- **Request**: Quote the entries word for word. Omit the pictures.

- **Dataset excerpts**:
++++++++
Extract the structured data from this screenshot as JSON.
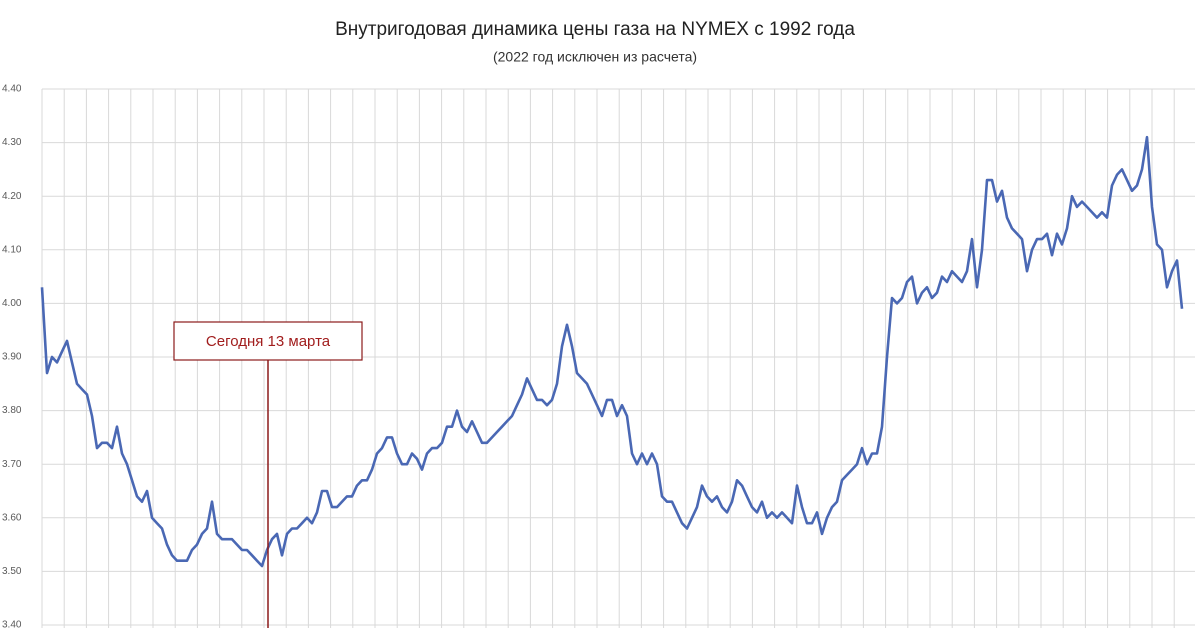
{
  "chart_data": {
    "type": "line",
    "title": "Внутригодовая динамика цены газа на NYMEX с 1992 года",
    "subtitle": "(2022 год исключен из расчета)",
    "annotation": "Сегодня 13 марта",
    "color": "#4a68b4",
    "grid": true,
    "ylim": [
      3.4,
      4.4
    ],
    "yticks": [
      {
        "value": 3.4,
        "label": "3.40"
      },
      {
        "value": 3.5,
        "label": "3.50"
      },
      {
        "value": 3.6,
        "label": "3.60"
      },
      {
        "value": 3.7,
        "label": "3.70"
      },
      {
        "value": 3.8,
        "label": "3.80"
      },
      {
        "value": 3.9,
        "label": "3.90"
      },
      {
        "value": 4.0,
        "label": "4.00"
      },
      {
        "value": 4.1,
        "label": "4.10"
      },
      {
        "value": 4.2,
        "label": "4.20"
      },
      {
        "value": 4.3,
        "label": "4.30"
      },
      {
        "value": 4.4,
        "label": "4.40"
      }
    ],
    "values": [
      4.03,
      3.87,
      3.9,
      3.89,
      3.91,
      3.93,
      3.89,
      3.85,
      3.84,
      3.83,
      3.79,
      3.73,
      3.74,
      3.74,
      3.73,
      3.77,
      3.72,
      3.7,
      3.67,
      3.64,
      3.63,
      3.65,
      3.6,
      3.59,
      3.58,
      3.55,
      3.53,
      3.52,
      3.52,
      3.52,
      3.54,
      3.55,
      3.57,
      3.58,
      3.63,
      3.57,
      3.56,
      3.56,
      3.56,
      3.55,
      3.54,
      3.54,
      3.53,
      3.52,
      3.51,
      3.54,
      3.56,
      3.57,
      3.53,
      3.57,
      3.58,
      3.58,
      3.59,
      3.6,
      3.59,
      3.61,
      3.65,
      3.65,
      3.62,
      3.62,
      3.63,
      3.64,
      3.64,
      3.66,
      3.67,
      3.67,
      3.69,
      3.72,
      3.73,
      3.75,
      3.75,
      3.72,
      3.7,
      3.7,
      3.72,
      3.71,
      3.69,
      3.72,
      3.73,
      3.73,
      3.74,
      3.77,
      3.77,
      3.8,
      3.77,
      3.76,
      3.78,
      3.76,
      3.74,
      3.74,
      3.75,
      3.76,
      3.77,
      3.78,
      3.79,
      3.81,
      3.83,
      3.86,
      3.84,
      3.82,
      3.82,
      3.81,
      3.82,
      3.85,
      3.92,
      3.96,
      3.92,
      3.87,
      3.86,
      3.85,
      3.83,
      3.81,
      3.79,
      3.82,
      3.82,
      3.79,
      3.81,
      3.79,
      3.72,
      3.7,
      3.72,
      3.7,
      3.72,
      3.7,
      3.64,
      3.63,
      3.63,
      3.61,
      3.59,
      3.58,
      3.6,
      3.62,
      3.66,
      3.64,
      3.63,
      3.64,
      3.62,
      3.61,
      3.63,
      3.67,
      3.66,
      3.64,
      3.62,
      3.61,
      3.63,
      3.6,
      3.61,
      3.6,
      3.61,
      3.6,
      3.59,
      3.66,
      3.62,
      3.59,
      3.59,
      3.61,
      3.57,
      3.6,
      3.62,
      3.63,
      3.67,
      3.68,
      3.69,
      3.7,
      3.73,
      3.7,
      3.72,
      3.72,
      3.77,
      3.9,
      4.01,
      4.0,
      4.01,
      4.04,
      4.05,
      4.0,
      4.02,
      4.03,
      4.01,
      4.02,
      4.05,
      4.04,
      4.06,
      4.05,
      4.04,
      4.06,
      4.12,
      4.03,
      4.1,
      4.23,
      4.23,
      4.19,
      4.21,
      4.16,
      4.14,
      4.13,
      4.12,
      4.06,
      4.1,
      4.12,
      4.12,
      4.13,
      4.09,
      4.13,
      4.11,
      4.14,
      4.2,
      4.18,
      4.19,
      4.18,
      4.17,
      4.16,
      4.17,
      4.16,
      4.22,
      4.24,
      4.25,
      4.23,
      4.21,
      4.22,
      4.25,
      4.31,
      4.18,
      4.11,
      4.1,
      4.03,
      4.06,
      4.08,
      3.99
    ]
  }
}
++++++++
- **Problem solution**:
Extract the structured data from this screenshot as JSON.
{
  "chart_data": {
    "type": "line",
    "title": "Внутригодовая динамика цены газа на NYMEX с 1992 года",
    "subtitle": "(2022 год исключен из расчета)",
    "annotation": "Сегодня 13 марта",
    "color": "#4a68b4",
    "grid": true,
    "ylim": [
      3.4,
      4.4
    ],
    "yticks": [
      {
        "value": 3.4,
        "label": "3.40"
      },
      {
        "value": 3.5,
        "label": "3.50"
      },
      {
        "value": 3.6,
        "label": "3.60"
      },
      {
        "value": 3.7,
        "label": "3.70"
      },
      {
        "value": 3.8,
        "label": "3.80"
      },
      {
        "value": 3.9,
        "label": "3.90"
      },
      {
        "value": 4.0,
        "label": "4.00"
      },
      {
        "value": 4.1,
        "label": "4.10"
      },
      {
        "value": 4.2,
        "label": "4.20"
      },
      {
        "value": 4.3,
        "label": "4.30"
      },
      {
        "value": 4.4,
        "label": "4.40"
      }
    ],
    "values": [
      4.03,
      3.87,
      3.9,
      3.89,
      3.91,
      3.93,
      3.89,
      3.85,
      3.84,
      3.83,
      3.79,
      3.73,
      3.74,
      3.74,
      3.73,
      3.77,
      3.72,
      3.7,
      3.67,
      3.64,
      3.63,
      3.65,
      3.6,
      3.59,
      3.58,
      3.55,
      3.53,
      3.52,
      3.52,
      3.52,
      3.54,
      3.55,
      3.57,
      3.58,
      3.63,
      3.57,
      3.56,
      3.56,
      3.56,
      3.55,
      3.54,
      3.54,
      3.53,
      3.52,
      3.51,
      3.54,
      3.56,
      3.57,
      3.53,
      3.57,
      3.58,
      3.58,
      3.59,
      3.6,
      3.59,
      3.61,
      3.65,
      3.65,
      3.62,
      3.62,
      3.63,
      3.64,
      3.64,
      3.66,
      3.67,
      3.67,
      3.69,
      3.72,
      3.73,
      3.75,
      3.75,
      3.72,
      3.7,
      3.7,
      3.72,
      3.71,
      3.69,
      3.72,
      3.73,
      3.73,
      3.74,
      3.77,
      3.77,
      3.8,
      3.77,
      3.76,
      3.78,
      3.76,
      3.74,
      3.74,
      3.75,
      3.76,
      3.77,
      3.78,
      3.79,
      3.81,
      3.83,
      3.86,
      3.84,
      3.82,
      3.82,
      3.81,
      3.82,
      3.85,
      3.92,
      3.96,
      3.92,
      3.87,
      3.86,
      3.85,
      3.83,
      3.81,
      3.79,
      3.82,
      3.82,
      3.79,
      3.81,
      3.79,
      3.72,
      3.7,
      3.72,
      3.7,
      3.72,
      3.7,
      3.64,
      3.63,
      3.63,
      3.61,
      3.59,
      3.58,
      3.6,
      3.62,
      3.66,
      3.64,
      3.63,
      3.64,
      3.62,
      3.61,
      3.63,
      3.67,
      3.66,
      3.64,
      3.62,
      3.61,
      3.63,
      3.6,
      3.61,
      3.6,
      3.61,
      3.6,
      3.59,
      3.66,
      3.62,
      3.59,
      3.59,
      3.61,
      3.57,
      3.6,
      3.62,
      3.63,
      3.67,
      3.68,
      3.69,
      3.7,
      3.73,
      3.7,
      3.72,
      3.72,
      3.77,
      3.9,
      4.01,
      4.0,
      4.01,
      4.04,
      4.05,
      4.0,
      4.02,
      4.03,
      4.01,
      4.02,
      4.05,
      4.04,
      4.06,
      4.05,
      4.04,
      4.06,
      4.12,
      4.03,
      4.1,
      4.23,
      4.23,
      4.19,
      4.21,
      4.16,
      4.14,
      4.13,
      4.12,
      4.06,
      4.1,
      4.12,
      4.12,
      4.13,
      4.09,
      4.13,
      4.11,
      4.14,
      4.2,
      4.18,
      4.19,
      4.18,
      4.17,
      4.16,
      4.17,
      4.16,
      4.22,
      4.24,
      4.25,
      4.23,
      4.21,
      4.22,
      4.25,
      4.31,
      4.18,
      4.11,
      4.1,
      4.03,
      4.06,
      4.08,
      3.99
    ]
  }
}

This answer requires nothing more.